Task to complete: Copy each line of the records that contains the word "thuộc".

Records shown:
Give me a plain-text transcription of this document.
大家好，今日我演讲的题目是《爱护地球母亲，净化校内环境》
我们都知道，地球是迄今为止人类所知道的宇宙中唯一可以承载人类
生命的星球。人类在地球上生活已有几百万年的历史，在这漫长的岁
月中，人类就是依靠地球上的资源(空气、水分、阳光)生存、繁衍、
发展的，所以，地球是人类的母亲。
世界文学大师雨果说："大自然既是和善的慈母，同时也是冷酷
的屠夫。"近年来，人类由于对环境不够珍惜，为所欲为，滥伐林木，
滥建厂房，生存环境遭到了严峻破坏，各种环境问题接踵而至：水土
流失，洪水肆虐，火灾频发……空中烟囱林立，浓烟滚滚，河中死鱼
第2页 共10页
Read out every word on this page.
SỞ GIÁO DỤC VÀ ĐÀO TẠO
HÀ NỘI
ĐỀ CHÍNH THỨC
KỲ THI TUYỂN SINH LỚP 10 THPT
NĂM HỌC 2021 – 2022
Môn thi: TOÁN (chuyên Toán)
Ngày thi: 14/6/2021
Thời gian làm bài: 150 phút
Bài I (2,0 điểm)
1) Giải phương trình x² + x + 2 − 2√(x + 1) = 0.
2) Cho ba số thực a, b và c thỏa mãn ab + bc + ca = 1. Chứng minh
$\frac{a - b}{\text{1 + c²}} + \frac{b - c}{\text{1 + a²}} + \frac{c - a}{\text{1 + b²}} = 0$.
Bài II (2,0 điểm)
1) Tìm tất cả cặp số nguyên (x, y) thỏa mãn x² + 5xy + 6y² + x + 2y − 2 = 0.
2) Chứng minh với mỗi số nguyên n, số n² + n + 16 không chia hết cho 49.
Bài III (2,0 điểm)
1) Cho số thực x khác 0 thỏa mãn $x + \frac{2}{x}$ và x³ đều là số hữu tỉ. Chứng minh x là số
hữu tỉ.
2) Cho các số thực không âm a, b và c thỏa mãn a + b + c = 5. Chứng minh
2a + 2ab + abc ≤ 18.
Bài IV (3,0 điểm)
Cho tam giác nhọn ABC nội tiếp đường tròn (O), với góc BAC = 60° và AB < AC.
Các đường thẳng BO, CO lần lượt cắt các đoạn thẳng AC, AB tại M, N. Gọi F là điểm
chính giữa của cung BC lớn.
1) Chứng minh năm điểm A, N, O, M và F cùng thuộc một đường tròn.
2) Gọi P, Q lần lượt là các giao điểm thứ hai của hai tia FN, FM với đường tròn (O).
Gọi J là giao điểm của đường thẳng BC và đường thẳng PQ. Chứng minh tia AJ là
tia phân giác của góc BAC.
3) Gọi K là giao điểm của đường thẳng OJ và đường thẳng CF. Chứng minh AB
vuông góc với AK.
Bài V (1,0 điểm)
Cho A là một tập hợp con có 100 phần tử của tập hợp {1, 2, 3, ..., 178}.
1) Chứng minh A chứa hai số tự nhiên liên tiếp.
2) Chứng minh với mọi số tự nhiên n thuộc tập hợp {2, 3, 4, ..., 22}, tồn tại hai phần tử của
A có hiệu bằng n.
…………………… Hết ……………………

Correct result:
1) Chứng minh năm điểm A, N, O, M và F cùng thuộc một đường tròn.
2) Chứng minh với mọi số tự nhiên n thuộc tập hợp {2, 3, 4, ..., 22}, tồn tại hai phần tử của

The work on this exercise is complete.